▸ **Given task**
In the following material, identify every line holding the string "Spot" and return it.

.....

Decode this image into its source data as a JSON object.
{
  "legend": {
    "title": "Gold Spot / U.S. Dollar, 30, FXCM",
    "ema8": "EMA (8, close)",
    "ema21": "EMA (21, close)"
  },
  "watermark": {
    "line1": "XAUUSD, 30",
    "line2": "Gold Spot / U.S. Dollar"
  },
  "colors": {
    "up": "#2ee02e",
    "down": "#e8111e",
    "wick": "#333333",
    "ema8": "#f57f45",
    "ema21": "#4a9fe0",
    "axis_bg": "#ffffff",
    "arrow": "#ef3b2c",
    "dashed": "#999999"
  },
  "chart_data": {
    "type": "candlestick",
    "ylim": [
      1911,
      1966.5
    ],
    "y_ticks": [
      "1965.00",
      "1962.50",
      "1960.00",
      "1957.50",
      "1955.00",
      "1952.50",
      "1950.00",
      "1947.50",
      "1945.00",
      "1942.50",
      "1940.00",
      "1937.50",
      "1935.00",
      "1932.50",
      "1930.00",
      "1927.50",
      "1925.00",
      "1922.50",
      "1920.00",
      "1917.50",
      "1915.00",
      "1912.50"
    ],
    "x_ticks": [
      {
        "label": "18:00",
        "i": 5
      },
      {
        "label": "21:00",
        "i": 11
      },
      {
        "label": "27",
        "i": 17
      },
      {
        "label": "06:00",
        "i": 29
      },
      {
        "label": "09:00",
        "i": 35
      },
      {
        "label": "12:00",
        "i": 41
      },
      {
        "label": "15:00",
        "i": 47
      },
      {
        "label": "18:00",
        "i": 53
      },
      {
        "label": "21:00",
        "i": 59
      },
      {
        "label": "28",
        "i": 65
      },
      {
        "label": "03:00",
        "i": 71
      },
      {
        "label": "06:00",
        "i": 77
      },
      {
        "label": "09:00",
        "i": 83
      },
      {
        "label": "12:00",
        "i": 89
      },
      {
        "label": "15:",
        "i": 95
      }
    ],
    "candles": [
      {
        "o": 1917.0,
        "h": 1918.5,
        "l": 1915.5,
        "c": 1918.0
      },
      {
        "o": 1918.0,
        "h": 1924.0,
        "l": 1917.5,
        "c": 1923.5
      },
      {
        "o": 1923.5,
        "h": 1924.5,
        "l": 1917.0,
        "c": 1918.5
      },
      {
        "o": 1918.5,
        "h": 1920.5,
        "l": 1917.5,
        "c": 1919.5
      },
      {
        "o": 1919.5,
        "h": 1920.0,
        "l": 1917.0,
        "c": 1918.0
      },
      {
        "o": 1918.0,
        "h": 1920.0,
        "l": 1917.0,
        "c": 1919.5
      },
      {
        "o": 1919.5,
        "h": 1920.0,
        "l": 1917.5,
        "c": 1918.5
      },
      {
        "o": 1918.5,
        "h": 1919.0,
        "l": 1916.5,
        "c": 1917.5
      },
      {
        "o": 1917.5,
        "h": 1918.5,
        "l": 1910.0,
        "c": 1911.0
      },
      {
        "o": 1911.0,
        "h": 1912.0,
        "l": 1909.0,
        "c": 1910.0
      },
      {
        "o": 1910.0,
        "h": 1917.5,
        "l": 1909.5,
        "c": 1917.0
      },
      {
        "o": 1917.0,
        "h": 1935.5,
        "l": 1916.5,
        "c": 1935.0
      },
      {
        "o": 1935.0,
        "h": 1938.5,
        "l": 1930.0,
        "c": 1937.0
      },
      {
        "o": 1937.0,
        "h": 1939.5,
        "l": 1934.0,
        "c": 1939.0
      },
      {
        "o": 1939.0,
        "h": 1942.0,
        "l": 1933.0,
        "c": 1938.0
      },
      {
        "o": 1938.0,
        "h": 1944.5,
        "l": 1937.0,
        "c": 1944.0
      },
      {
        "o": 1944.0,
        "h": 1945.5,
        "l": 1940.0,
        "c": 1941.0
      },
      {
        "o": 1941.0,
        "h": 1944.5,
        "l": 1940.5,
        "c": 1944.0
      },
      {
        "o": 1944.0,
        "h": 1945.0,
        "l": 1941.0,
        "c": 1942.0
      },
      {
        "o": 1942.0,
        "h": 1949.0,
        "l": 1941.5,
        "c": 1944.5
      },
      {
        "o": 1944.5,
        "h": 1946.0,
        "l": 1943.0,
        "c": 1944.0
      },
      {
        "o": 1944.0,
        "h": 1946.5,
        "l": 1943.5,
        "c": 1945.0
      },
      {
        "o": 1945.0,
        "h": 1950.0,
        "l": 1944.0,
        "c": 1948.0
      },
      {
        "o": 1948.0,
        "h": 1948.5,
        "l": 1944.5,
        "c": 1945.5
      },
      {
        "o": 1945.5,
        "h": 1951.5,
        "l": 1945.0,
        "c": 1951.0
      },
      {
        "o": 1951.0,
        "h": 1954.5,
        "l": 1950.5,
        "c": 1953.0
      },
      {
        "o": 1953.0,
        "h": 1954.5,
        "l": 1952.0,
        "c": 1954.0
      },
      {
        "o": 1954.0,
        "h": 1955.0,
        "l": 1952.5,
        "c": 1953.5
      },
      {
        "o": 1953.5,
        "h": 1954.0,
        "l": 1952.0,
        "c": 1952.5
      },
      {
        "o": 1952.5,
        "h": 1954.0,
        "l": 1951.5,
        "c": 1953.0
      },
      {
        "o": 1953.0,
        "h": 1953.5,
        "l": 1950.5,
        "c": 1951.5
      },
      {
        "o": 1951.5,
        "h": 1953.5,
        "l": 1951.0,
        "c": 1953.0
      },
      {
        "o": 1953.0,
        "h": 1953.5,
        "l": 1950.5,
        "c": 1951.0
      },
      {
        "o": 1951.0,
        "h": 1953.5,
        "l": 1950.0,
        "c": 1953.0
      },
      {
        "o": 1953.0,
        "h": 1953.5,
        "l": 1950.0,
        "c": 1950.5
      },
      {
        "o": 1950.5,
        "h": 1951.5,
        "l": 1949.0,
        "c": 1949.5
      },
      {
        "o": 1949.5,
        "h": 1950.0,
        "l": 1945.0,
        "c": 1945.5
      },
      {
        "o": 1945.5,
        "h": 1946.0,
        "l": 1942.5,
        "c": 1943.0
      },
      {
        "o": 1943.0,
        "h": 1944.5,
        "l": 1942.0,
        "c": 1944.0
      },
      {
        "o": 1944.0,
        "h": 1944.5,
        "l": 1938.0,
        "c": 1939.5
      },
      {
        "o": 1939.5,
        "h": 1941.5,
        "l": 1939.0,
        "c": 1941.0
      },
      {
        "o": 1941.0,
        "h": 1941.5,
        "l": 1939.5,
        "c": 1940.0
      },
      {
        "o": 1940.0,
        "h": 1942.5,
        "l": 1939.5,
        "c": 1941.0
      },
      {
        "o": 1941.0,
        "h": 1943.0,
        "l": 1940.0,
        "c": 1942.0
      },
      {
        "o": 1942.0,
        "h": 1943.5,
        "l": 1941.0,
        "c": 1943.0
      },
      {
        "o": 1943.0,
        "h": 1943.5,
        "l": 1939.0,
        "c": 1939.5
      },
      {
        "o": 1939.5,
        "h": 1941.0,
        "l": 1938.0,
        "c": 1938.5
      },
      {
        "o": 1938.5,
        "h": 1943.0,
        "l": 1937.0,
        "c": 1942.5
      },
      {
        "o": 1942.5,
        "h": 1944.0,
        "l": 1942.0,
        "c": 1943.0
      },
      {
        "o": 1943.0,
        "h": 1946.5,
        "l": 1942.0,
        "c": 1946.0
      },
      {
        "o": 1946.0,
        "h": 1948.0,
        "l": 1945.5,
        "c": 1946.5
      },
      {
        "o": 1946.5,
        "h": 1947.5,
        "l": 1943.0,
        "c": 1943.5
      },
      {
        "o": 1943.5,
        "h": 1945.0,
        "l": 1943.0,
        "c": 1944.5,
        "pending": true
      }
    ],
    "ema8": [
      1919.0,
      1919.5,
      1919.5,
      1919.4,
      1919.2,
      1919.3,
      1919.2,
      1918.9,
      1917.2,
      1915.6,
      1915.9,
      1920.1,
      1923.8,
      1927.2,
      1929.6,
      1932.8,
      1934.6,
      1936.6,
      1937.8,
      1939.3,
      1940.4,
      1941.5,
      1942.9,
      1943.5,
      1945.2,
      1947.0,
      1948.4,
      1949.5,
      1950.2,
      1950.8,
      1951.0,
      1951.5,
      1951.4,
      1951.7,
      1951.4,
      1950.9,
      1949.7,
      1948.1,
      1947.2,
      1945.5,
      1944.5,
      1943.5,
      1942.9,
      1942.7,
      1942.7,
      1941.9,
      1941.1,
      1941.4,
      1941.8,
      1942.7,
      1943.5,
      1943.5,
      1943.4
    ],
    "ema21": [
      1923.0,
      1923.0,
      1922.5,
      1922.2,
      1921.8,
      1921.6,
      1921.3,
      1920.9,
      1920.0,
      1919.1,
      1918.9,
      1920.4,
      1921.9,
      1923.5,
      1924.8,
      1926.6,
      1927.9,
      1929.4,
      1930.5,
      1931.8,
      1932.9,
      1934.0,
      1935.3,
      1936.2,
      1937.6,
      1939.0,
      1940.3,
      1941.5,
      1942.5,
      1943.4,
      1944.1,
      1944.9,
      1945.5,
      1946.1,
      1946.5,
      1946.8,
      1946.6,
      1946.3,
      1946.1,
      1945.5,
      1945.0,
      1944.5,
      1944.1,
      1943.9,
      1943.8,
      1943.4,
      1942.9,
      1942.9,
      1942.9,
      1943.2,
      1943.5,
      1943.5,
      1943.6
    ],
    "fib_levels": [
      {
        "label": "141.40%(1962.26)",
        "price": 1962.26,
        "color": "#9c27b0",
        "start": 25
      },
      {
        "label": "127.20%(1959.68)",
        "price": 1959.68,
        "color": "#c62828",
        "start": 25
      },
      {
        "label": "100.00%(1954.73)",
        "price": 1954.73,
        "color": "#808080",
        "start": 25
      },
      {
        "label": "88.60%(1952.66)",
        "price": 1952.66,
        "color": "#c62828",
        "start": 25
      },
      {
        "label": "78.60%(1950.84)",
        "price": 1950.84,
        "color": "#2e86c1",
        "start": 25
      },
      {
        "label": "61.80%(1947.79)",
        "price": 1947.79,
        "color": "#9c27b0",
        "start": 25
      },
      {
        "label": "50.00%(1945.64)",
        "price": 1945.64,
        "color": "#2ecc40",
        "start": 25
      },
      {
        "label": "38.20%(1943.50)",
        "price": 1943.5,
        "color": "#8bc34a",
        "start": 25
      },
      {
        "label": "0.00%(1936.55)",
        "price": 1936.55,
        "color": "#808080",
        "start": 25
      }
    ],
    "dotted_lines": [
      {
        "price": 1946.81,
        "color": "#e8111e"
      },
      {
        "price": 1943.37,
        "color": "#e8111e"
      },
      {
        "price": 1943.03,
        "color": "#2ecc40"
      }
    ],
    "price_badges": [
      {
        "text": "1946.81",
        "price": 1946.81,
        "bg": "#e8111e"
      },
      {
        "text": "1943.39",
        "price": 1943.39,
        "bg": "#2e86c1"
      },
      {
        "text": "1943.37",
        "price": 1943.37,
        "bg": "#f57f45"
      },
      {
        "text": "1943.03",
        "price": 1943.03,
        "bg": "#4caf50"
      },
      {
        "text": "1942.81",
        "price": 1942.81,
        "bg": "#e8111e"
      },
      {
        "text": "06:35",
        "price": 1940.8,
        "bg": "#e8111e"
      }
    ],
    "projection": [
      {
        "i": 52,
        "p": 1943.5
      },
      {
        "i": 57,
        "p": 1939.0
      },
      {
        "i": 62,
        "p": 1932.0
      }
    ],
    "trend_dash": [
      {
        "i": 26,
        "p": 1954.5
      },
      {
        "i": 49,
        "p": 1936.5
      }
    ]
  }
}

.....

▸ **Expected output**
    "title": "Gold Spot / U.S. Dollar, 30, FXCM",
    "line2": "Gold Spot / U.S. Dollar"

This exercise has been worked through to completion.